What needs to be done:
All of the data below must be repeated exactly.

_ _ _ _ _ _ _

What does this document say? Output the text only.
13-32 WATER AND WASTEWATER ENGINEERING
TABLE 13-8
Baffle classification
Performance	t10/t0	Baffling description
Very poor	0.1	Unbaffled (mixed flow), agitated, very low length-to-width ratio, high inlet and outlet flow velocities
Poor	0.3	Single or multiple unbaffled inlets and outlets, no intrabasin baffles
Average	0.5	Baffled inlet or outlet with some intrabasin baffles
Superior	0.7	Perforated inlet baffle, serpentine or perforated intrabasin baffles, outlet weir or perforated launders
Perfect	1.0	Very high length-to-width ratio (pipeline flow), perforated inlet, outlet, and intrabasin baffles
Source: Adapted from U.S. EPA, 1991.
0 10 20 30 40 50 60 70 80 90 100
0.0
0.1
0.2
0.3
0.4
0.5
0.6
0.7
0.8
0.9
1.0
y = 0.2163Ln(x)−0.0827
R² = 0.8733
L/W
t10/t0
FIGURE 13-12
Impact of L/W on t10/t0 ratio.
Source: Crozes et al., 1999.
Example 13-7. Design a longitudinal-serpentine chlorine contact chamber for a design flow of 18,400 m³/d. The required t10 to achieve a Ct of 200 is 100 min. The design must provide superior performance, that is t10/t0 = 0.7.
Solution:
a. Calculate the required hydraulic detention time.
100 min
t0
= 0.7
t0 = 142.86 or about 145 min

_ _ _ _ _ _ _

Solution to this task:
What does this document say? Output the text only.
13-32 WATER AND WASTEWATER ENGINEERING
TABLE 13-8
Baffle classification
Performance	t10/t0	Baffling description
Very poor	0.1	Unbaffled (mixed flow), agitated, very low length-to-width ratio, high inlet and outlet flow velocities
Poor	0.3	Single or multiple unbaffled inlets and outlets, no intrabasin baffles
Average	0.5	Baffled inlet or outlet with some intrabasin baffles
Superior	0.7	Perforated inlet baffle, serpentine or perforated intrabasin baffles, outlet weir or perforated launders
Perfect	1.0	Very high length-to-width ratio (pipeline flow), perforated inlet, outlet, and intrabasin baffles
Source: Adapted from U.S. EPA, 1991.
0 10 20 30 40 50 60 70 80 90 100
0.0
0.1
0.2
0.3
0.4
0.5
0.6
0.7
0.8
0.9
1.0
y = 0.2163Ln(x)−0.0827
R² = 0.8733
L/W
t10/t0
FIGURE 13-12
Impact of L/W on t10/t0 ratio.
Source: Crozes et al., 1999.
Example 13-7. Design a longitudinal-serpentine chlorine contact chamber for a design flow of 18,400 m³/d. The required t10 to achieve a Ct of 200 is 100 min. The design must provide superior performance, that is t10/t0 = 0.7.
Solution:
a. Calculate the required hydraulic detention time.
100 min
t0
= 0.7
t0 = 142.86 or about 145 min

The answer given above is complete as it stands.